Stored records
# # #
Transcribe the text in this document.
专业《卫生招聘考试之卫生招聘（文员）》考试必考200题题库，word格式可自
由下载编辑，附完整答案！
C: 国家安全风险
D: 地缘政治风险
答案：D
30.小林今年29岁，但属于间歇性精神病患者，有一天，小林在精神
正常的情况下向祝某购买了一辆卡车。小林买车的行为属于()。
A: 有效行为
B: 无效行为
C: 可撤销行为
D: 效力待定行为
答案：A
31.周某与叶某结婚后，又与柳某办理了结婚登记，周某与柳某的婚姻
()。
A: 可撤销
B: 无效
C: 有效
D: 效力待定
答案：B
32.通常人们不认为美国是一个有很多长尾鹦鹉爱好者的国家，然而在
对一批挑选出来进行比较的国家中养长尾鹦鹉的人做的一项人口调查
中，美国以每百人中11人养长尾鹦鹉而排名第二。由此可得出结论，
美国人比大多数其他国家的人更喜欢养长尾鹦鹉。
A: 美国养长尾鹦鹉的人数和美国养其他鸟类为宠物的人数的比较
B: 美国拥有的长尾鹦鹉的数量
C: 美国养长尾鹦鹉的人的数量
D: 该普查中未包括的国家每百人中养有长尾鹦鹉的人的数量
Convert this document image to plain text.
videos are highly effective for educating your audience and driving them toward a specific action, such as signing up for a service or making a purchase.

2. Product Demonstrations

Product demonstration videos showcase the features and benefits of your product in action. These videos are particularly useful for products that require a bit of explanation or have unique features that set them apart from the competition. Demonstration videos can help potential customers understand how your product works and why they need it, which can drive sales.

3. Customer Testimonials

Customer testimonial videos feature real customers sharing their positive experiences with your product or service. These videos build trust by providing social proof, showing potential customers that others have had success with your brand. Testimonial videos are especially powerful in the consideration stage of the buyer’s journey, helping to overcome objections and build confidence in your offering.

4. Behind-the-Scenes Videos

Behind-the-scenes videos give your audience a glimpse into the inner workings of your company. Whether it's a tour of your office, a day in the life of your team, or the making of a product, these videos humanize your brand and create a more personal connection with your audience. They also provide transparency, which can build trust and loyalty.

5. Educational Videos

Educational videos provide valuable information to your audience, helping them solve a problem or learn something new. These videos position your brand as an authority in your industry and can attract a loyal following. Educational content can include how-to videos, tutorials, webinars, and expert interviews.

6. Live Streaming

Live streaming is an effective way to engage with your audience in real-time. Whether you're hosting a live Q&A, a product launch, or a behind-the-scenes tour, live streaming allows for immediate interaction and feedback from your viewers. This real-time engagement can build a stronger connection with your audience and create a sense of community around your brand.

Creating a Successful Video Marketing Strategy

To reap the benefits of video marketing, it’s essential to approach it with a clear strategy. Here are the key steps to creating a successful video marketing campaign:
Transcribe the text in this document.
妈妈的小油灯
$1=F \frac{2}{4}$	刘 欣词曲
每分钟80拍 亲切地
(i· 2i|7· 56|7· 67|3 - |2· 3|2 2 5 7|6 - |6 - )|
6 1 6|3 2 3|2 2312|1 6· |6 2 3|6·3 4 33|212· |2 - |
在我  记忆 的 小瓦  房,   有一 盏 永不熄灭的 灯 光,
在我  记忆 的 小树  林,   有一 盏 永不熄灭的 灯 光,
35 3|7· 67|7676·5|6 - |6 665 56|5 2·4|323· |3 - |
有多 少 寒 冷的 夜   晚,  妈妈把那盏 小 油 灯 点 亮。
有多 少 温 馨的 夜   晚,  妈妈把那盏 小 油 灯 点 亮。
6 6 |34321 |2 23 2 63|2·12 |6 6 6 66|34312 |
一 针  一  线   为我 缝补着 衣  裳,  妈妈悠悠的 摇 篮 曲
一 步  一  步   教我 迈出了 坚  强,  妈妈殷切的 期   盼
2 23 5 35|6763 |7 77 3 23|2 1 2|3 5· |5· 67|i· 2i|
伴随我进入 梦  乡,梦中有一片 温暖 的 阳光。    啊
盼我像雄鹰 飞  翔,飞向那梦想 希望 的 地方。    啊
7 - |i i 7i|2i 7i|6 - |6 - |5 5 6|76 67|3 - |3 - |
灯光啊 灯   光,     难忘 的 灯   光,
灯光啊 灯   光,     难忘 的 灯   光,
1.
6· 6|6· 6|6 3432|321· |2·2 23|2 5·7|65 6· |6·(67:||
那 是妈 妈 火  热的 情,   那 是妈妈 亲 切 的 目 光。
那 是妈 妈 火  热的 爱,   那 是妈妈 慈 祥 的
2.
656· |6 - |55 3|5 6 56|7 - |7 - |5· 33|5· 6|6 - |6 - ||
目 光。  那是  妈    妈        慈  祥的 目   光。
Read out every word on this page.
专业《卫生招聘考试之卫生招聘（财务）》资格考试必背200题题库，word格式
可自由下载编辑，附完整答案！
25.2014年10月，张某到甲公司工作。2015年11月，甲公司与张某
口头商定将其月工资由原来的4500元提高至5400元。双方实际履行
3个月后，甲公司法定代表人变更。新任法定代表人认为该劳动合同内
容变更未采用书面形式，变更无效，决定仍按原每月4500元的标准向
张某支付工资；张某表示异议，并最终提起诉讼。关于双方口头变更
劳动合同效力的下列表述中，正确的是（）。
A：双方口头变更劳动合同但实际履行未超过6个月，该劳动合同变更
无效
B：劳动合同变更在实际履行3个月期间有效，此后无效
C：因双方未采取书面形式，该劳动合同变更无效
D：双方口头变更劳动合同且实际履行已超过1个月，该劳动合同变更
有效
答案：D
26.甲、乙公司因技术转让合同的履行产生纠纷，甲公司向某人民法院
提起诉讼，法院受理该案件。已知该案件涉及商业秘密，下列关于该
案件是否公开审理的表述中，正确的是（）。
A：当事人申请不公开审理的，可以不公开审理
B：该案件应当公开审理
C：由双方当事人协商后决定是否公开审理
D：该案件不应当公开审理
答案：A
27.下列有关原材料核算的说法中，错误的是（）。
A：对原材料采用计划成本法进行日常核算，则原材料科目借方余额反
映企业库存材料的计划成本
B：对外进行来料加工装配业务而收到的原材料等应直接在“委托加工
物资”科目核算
# # #
**INSTRUCTIONS FOR THE TASK**
Here, the records must be output exactly and in full.

**FINISHED ANSWER**
Transcribe the text in this document.
专业《卫生招聘考试之卫生招聘（文员）》考试必考200题题库，word格式可自
由下载编辑，附完整答案！
C: 国家安全风险
D: 地缘政治风险
答案：D
30.小林今年29岁，但属于间歇性精神病患者，有一天，小林在精神
正常的情况下向祝某购买了一辆卡车。小林买车的行为属于()。
A: 有效行为
B: 无效行为
C: 可撤销行为
D: 效力待定行为
答案：A
31.周某与叶某结婚后，又与柳某办理了结婚登记，周某与柳某的婚姻
()。
A: 可撤销
B: 无效
C: 有效
D: 效力待定
答案：B
32.通常人们不认为美国是一个有很多长尾鹦鹉爱好者的国家，然而在
对一批挑选出来进行比较的国家中养长尾鹦鹉的人做的一项人口调查
中，美国以每百人中11人养长尾鹦鹉而排名第二。由此可得出结论，
美国人比大多数其他国家的人更喜欢养长尾鹦鹉。
A: 美国养长尾鹦鹉的人数和美国养其他鸟类为宠物的人数的比较
B: 美国拥有的长尾鹦鹉的数量
C: 美国养长尾鹦鹉的人的数量
D: 该普查中未包括的国家每百人中养有长尾鹦鹉的人的数量
Convert this document image to plain text.
videos are highly effective for educating your audience and driving them toward a specific action, such as signing up for a service or making a purchase.

2. Product Demonstrations

Product demonstration videos showcase the features and benefits of your product in action. These videos are particularly useful for products that require a bit of explanation or have unique features that set them apart from the competition. Demonstration videos can help potential customers understand how your product works and why they need it, which can drive sales.

3. Customer Testimonials

Customer testimonial videos feature real customers sharing their positive experiences with your product or service. These videos build trust by providing social proof, showing potential customers that others have had success with your brand. Testimonial videos are especially powerful in the consideration stage of the buyer’s journey, helping to overcome objections and build confidence in your offering.

4. Behind-the-Scenes Videos

Behind-the-scenes videos give your audience a glimpse into the inner workings of your company. Whether it's a tour of your office, a day in the life of your team, or the making of a product, these videos humanize your brand and create a more personal connection with your audience. They also provide transparency, which can build trust and loyalty.

5. Educational Videos

Educational videos provide valuable information to your audience, helping them solve a problem or learn something new. These videos position your brand as an authority in your industry and can attract a loyal following. Educational content can include how-to videos, tutorials, webinars, and expert interviews.

6. Live Streaming

Live streaming is an effective way to engage with your audience in real-time. Whether you're hosting a live Q&A, a product launch, or a behind-the-scenes tour, live streaming allows for immediate interaction and feedback from your viewers. This real-time engagement can build a stronger connection with your audience and create a sense of community around your brand.

Creating a Successful Video Marketing Strategy

To reap the benefits of video marketing, it’s essential to approach it with a clear strategy. Here are the key steps to creating a successful video marketing campaign:
Transcribe the text in this document.
妈妈的小油灯
$1=F \frac{2}{4}$	刘 欣词曲
每分钟80拍 亲切地
(i· 2i|7· 56|7· 67|3 - |2· 3|2 2 5 7|6 - |6 - )|
6 1 6|3 2 3|2 2312|1 6· |6 2 3|6·3 4 33|212· |2 - |
在我  记忆 的 小瓦  房,   有一 盏 永不熄灭的 灯 光,
在我  记忆 的 小树  林,   有一 盏 永不熄灭的 灯 光,
35 3|7· 67|7676·5|6 - |6 665 56|5 2·4|323· |3 - |
有多 少 寒 冷的 夜   晚,  妈妈把那盏 小 油 灯 点 亮。
有多 少 温 馨的 夜   晚,  妈妈把那盏 小 油 灯 点 亮。
6 6 |34321 |2 23 2 63|2·12 |6 6 6 66|34312 |
一 针  一  线   为我 缝补着 衣  裳,  妈妈悠悠的 摇 篮 曲
一 步  一  步   教我 迈出了 坚  强,  妈妈殷切的 期   盼
2 23 5 35|6763 |7 77 3 23|2 1 2|3 5· |5· 67|i· 2i|
伴随我进入 梦  乡,梦中有一片 温暖 的 阳光。    啊
盼我像雄鹰 飞  翔,飞向那梦想 希望 的 地方。    啊
7 - |i i 7i|2i 7i|6 - |6 - |5 5 6|76 67|3 - |3 - |
灯光啊 灯   光,     难忘 的 灯   光,
灯光啊 灯   光,     难忘 的 灯   光,
1.
6· 6|6· 6|6 3432|321· |2·2 23|2 5·7|65 6· |6·(67:||
那 是妈 妈 火  热的 情,   那 是妈妈 亲 切 的 目 光。
那 是妈 妈 火  热的 爱,   那 是妈妈 慈 祥 的
2.
656· |6 - |55 3|5 6 56|7 - |7 - |5· 33|5· 6|6 - |6 - ||
目 光。  那是  妈    妈        慈  祥的 目   光。
Read out every word on this page.
专业《卫生招聘考试之卫生招聘（财务）》资格考试必背200题题库，word格式
可自由下载编辑，附完整答案！
25.2014年10月，张某到甲公司工作。2015年11月，甲公司与张某
口头商定将其月工资由原来的4500元提高至5400元。双方实际履行
3个月后，甲公司法定代表人变更。新任法定代表人认为该劳动合同内
容变更未采用书面形式，变更无效，决定仍按原每月4500元的标准向
张某支付工资；张某表示异议，并最终提起诉讼。关于双方口头变更
劳动合同效力的下列表述中，正确的是（）。
A：双方口头变更劳动合同但实际履行未超过6个月，该劳动合同变更
无效
B：劳动合同变更在实际履行3个月期间有效，此后无效
C：因双方未采取书面形式，该劳动合同变更无效
D：双方口头变更劳动合同且实际履行已超过1个月，该劳动合同变更
有效
答案：D
26.甲、乙公司因技术转让合同的履行产生纠纷，甲公司向某人民法院
提起诉讼，法院受理该案件。已知该案件涉及商业秘密，下列关于该
案件是否公开审理的表述中，正确的是（）。
A：当事人申请不公开审理的，可以不公开审理
B：该案件应当公开审理
C：由双方当事人协商后决定是否公开审理
D：该案件不应当公开审理
答案：A
27.下列有关原材料核算的说法中，错误的是（）。
A：对原材料采用计划成本法进行日常核算，则原材料科目借方余额反
映企业库存材料的计划成本
B：对外进行来料加工装配业务而收到的原材料等应直接在“委托加工
物资”科目核算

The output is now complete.